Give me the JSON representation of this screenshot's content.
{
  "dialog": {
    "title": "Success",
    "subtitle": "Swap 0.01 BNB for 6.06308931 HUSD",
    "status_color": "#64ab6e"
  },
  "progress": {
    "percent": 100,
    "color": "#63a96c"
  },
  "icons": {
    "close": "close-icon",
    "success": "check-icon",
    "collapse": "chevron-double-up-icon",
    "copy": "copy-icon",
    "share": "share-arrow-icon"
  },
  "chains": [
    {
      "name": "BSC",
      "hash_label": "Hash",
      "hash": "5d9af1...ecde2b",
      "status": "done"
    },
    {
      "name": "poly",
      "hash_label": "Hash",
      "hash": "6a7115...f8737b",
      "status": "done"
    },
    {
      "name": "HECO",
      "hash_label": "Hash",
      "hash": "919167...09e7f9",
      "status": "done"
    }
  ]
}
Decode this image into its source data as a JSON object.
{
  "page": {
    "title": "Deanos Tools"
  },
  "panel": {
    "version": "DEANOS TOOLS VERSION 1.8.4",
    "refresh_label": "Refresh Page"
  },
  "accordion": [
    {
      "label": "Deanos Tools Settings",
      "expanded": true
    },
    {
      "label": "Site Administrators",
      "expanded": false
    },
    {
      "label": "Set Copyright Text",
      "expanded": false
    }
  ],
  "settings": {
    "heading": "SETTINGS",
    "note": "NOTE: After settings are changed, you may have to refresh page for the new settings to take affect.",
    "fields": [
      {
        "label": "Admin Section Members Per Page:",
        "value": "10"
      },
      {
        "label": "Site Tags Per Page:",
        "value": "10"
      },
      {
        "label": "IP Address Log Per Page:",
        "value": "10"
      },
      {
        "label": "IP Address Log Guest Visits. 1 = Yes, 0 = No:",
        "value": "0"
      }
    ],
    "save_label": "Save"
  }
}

# # # # # # #

Reproduce each line verbatim.

**Output**
Give me the JSON representation of this screenshot's content.
{
  "dialog": {
    "title": "Success",
    "subtitle": "Swap 0.01 BNB for 6.06308931 HUSD",
    "status_color": "#64ab6e"
  },
  "progress": {
    "percent": 100,
    "color": "#63a96c"
  },
  "icons": {
    "close": "close-icon",
    "success": "check-icon",
    "collapse": "chevron-double-up-icon",
    "copy": "copy-icon",
    "share": "share-arrow-icon"
  },
  "chains": [
    {
      "name": "BSC",
      "hash_label": "Hash",
      "hash": "5d9af1...ecde2b",
      "status": "done"
    },
    {
      "name": "poly",
      "hash_label": "Hash",
      "hash": "6a7115...f8737b",
      "status": "done"
    },
    {
      "name": "HECO",
      "hash_label": "Hash",
      "hash": "919167...09e7f9",
      "status": "done"
    }
  ]
}
Decode this image into its source data as a JSON object.
{
  "page": {
    "title": "Deanos Tools"
  },
  "panel": {
    "version": "DEANOS TOOLS VERSION 1.8.4",
    "refresh_label": "Refresh Page"
  },
  "accordion": [
    {
      "label": "Deanos Tools Settings",
      "expanded": true
    },
    {
      "label": "Site Administrators",
      "expanded": false
    },
    {
      "label": "Set Copyright Text",
      "expanded": false
    }
  ],
  "settings": {
    "heading": "SETTINGS",
    "note": "NOTE: After settings are changed, you may have to refresh page for the new settings to take affect.",
    "fields": [
      {
        "label": "Admin Section Members Per Page:",
        "value": "10"
      },
      {
        "label": "Site Tags Per Page:",
        "value": "10"
      },
      {
        "label": "IP Address Log Per Page:",
        "value": "10"
      },
      {
        "label": "IP Address Log Guest Visits. 1 = Yes, 0 = No:",
        "value": "0"
      }
    ],
    "save_label": "Save"
  }
}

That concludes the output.